*Required work*. Pick out every line holding the string "threshold" and copy it.

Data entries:
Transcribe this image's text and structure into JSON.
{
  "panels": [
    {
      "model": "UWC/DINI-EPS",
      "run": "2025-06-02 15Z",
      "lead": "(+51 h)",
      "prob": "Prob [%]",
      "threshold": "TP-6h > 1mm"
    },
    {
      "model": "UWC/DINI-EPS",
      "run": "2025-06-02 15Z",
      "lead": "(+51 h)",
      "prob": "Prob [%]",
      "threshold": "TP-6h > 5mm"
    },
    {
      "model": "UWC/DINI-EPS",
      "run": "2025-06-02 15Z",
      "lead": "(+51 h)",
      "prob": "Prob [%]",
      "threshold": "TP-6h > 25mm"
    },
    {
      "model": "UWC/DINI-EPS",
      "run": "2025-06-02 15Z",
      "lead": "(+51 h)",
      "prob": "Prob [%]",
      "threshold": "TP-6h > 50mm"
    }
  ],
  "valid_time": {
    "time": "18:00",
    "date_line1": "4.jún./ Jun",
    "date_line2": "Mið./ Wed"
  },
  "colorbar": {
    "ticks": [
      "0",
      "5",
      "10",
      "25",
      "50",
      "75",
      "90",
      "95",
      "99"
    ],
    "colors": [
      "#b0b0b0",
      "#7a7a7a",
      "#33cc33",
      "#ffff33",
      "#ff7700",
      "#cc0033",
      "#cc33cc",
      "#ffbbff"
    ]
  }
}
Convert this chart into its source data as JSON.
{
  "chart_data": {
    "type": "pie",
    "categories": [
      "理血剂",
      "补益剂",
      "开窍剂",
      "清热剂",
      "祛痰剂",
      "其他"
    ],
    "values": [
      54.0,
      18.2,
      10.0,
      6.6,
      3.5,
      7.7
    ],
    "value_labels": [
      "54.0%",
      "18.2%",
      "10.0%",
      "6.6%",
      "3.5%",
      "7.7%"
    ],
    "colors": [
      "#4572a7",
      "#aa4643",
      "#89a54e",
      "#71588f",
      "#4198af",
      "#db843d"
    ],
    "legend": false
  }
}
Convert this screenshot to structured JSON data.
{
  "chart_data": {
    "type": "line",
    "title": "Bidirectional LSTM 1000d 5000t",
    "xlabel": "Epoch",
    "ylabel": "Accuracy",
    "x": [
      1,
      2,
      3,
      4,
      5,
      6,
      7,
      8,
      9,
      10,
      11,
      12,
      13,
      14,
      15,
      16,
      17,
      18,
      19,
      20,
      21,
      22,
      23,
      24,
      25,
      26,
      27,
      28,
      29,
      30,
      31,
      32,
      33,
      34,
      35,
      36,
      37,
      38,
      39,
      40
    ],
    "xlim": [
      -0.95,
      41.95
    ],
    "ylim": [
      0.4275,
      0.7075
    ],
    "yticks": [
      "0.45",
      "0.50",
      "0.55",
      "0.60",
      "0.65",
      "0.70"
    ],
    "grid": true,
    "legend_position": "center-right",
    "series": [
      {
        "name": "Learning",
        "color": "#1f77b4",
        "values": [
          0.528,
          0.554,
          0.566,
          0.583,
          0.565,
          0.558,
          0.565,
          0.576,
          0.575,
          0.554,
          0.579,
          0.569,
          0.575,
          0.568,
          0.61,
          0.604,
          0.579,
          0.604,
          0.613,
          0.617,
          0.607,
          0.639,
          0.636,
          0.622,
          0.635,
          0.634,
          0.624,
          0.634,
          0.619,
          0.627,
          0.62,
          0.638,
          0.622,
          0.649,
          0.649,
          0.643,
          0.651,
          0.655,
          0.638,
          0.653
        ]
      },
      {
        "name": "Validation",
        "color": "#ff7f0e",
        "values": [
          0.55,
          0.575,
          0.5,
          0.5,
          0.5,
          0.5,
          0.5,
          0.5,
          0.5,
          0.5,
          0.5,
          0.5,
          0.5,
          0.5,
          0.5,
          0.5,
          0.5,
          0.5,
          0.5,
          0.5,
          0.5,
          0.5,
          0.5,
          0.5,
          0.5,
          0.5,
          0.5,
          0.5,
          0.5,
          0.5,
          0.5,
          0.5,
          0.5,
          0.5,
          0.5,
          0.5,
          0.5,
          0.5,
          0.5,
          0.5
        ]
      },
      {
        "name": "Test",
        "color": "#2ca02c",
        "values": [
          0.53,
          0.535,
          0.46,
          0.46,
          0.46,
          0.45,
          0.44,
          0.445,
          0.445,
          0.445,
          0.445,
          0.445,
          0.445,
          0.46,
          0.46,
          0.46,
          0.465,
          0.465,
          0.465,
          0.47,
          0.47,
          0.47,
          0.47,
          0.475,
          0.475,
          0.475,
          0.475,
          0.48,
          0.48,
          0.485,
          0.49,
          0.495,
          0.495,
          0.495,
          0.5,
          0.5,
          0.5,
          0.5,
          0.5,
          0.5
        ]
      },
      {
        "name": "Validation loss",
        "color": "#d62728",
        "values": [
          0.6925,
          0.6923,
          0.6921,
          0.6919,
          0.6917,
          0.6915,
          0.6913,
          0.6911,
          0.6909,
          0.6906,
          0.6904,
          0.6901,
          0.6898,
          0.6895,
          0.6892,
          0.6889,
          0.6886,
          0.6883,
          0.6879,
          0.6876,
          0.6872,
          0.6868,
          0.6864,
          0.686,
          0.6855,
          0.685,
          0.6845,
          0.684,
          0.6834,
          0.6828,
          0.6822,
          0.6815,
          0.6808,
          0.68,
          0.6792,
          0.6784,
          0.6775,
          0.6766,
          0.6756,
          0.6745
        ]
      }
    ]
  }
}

*Written solution*.
      "threshold": "TP-6h > 1mm"
      "threshold": "TP-6h > 5mm"
      "threshold": "TP-6h > 25mm"
      "threshold": "TP-6h > 50mm"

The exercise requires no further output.